--- What to produce ---
Repeat the listing in full, word for word.
++++++++++
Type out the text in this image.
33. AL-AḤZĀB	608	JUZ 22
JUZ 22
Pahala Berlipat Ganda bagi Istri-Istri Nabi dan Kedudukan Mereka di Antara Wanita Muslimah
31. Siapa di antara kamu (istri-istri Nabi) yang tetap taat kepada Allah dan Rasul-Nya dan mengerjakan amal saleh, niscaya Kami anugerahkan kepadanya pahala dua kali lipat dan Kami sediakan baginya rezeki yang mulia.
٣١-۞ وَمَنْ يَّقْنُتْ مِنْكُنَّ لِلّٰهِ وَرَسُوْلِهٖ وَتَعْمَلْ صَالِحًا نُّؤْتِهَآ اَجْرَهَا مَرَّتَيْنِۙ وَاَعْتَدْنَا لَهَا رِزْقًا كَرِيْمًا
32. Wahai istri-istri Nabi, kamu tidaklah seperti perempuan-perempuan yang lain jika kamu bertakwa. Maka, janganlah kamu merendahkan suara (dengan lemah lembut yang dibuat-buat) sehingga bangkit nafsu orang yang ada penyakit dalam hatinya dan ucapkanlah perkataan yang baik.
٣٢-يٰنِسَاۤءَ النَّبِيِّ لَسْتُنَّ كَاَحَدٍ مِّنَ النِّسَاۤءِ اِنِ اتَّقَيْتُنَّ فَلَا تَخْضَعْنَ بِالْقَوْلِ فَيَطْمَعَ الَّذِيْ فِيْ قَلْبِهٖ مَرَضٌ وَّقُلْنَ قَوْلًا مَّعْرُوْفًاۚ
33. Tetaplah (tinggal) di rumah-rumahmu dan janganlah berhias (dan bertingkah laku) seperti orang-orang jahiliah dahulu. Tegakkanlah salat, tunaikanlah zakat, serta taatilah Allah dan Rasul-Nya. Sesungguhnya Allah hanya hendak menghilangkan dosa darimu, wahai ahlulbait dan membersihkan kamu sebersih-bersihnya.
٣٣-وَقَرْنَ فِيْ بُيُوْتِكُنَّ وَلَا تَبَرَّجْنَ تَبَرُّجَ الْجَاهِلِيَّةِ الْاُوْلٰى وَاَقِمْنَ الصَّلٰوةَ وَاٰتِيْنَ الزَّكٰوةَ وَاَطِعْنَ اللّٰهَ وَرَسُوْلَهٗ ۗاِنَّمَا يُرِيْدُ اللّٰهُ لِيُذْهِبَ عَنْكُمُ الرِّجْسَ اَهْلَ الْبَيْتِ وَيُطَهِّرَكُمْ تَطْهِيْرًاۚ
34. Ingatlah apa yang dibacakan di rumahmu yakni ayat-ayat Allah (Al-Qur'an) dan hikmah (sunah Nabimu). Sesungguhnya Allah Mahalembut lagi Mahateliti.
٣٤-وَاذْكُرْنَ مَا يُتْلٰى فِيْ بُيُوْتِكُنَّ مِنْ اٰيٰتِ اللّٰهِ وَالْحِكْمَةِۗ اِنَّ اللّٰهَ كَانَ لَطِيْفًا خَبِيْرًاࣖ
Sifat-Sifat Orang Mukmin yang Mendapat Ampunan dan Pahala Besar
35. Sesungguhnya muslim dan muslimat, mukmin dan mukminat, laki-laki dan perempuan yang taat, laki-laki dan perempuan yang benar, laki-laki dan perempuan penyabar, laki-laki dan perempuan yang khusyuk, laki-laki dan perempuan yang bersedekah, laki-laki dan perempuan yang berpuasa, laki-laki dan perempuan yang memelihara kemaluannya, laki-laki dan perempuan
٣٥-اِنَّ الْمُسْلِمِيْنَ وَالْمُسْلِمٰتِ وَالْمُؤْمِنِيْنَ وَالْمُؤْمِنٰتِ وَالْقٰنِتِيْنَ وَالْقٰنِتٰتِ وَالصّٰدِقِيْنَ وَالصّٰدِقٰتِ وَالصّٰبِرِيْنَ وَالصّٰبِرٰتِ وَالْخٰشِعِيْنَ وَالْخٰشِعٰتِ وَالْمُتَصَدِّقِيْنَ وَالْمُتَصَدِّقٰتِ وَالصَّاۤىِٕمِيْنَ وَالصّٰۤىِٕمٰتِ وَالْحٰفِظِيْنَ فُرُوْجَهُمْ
++++++++++
--- Response ---
Type out the text in this image.
33. AL-AḤZĀB	608	JUZ 22
JUZ 22
Pahala Berlipat Ganda bagi Istri-Istri Nabi dan Kedudukan Mereka di Antara Wanita Muslimah
31. Siapa di antara kamu (istri-istri Nabi) yang tetap taat kepada Allah dan Rasul-Nya dan mengerjakan amal saleh, niscaya Kami anugerahkan kepadanya pahala dua kali lipat dan Kami sediakan baginya rezeki yang mulia.
٣١-۞ وَمَنْ يَّقْنُتْ مِنْكُنَّ لِلّٰهِ وَرَسُوْلِهٖ وَتَعْمَلْ صَالِحًا نُّؤْتِهَآ اَجْرَهَا مَرَّتَيْنِۙ وَاَعْتَدْنَا لَهَا رِزْقًا كَرِيْمًا
32. Wahai istri-istri Nabi, kamu tidaklah seperti perempuan-perempuan yang lain jika kamu bertakwa. Maka, janganlah kamu merendahkan suara (dengan lemah lembut yang dibuat-buat) sehingga bangkit nafsu orang yang ada penyakit dalam hatinya dan ucapkanlah perkataan yang baik.
٣٢-يٰنِسَاۤءَ النَّبِيِّ لَسْتُنَّ كَاَحَدٍ مِّنَ النِّسَاۤءِ اِنِ اتَّقَيْتُنَّ فَلَا تَخْضَعْنَ بِالْقَوْلِ فَيَطْمَعَ الَّذِيْ فِيْ قَلْبِهٖ مَرَضٌ وَّقُلْنَ قَوْلًا مَّعْرُوْفًاۚ
33. Tetaplah (tinggal) di rumah-rumahmu dan janganlah berhias (dan bertingkah laku) seperti orang-orang jahiliah dahulu. Tegakkanlah salat, tunaikanlah zakat, serta taatilah Allah dan Rasul-Nya. Sesungguhnya Allah hanya hendak menghilangkan dosa darimu, wahai ahlulbait dan membersihkan kamu sebersih-bersihnya.
٣٣-وَقَرْنَ فِيْ بُيُوْتِكُنَّ وَلَا تَبَرَّجْنَ تَبَرُّجَ الْجَاهِلِيَّةِ الْاُوْلٰى وَاَقِمْنَ الصَّلٰوةَ وَاٰتِيْنَ الزَّكٰوةَ وَاَطِعْنَ اللّٰهَ وَرَسُوْلَهٗ ۗاِنَّمَا يُرِيْدُ اللّٰهُ لِيُذْهِبَ عَنْكُمُ الرِّجْسَ اَهْلَ الْبَيْتِ وَيُطَهِّرَكُمْ تَطْهِيْرًاۚ
34. Ingatlah apa yang dibacakan di rumahmu yakni ayat-ayat Allah (Al-Qur'an) dan hikmah (sunah Nabimu). Sesungguhnya Allah Mahalembut lagi Mahateliti.
٣٤-وَاذْكُرْنَ مَا يُتْلٰى فِيْ بُيُوْتِكُنَّ مِنْ اٰيٰتِ اللّٰهِ وَالْحِكْمَةِۗ اِنَّ اللّٰهَ كَانَ لَطِيْفًا خَبِيْرًاࣖ
Sifat-Sifat Orang Mukmin yang Mendapat Ampunan dan Pahala Besar
35. Sesungguhnya muslim dan muslimat, mukmin dan mukminat, laki-laki dan perempuan yang taat, laki-laki dan perempuan yang benar, laki-laki dan perempuan penyabar, laki-laki dan perempuan yang khusyuk, laki-laki dan perempuan yang bersedekah, laki-laki dan perempuan yang berpuasa, laki-laki dan perempuan yang memelihara kemaluannya, laki-laki dan perempuan
٣٥-اِنَّ الْمُسْلِمِيْنَ وَالْمُسْلِمٰتِ وَالْمُؤْمِنِيْنَ وَالْمُؤْمِنٰتِ وَالْقٰنِتِيْنَ وَالْقٰنِتٰتِ وَالصّٰدِقِيْنَ وَالصّٰدِقٰتِ وَالصّٰبِرِيْنَ وَالصّٰبِرٰتِ وَالْخٰشِعِيْنَ وَالْخٰشِعٰتِ وَالْمُتَصَدِّقِيْنَ وَالْمُتَصَدِّقٰتِ وَالصَّاۤىِٕمِيْنَ وَالصّٰۤىِٕمٰتِ وَالْحٰفِظِيْنَ فُرُوْجَهُمْ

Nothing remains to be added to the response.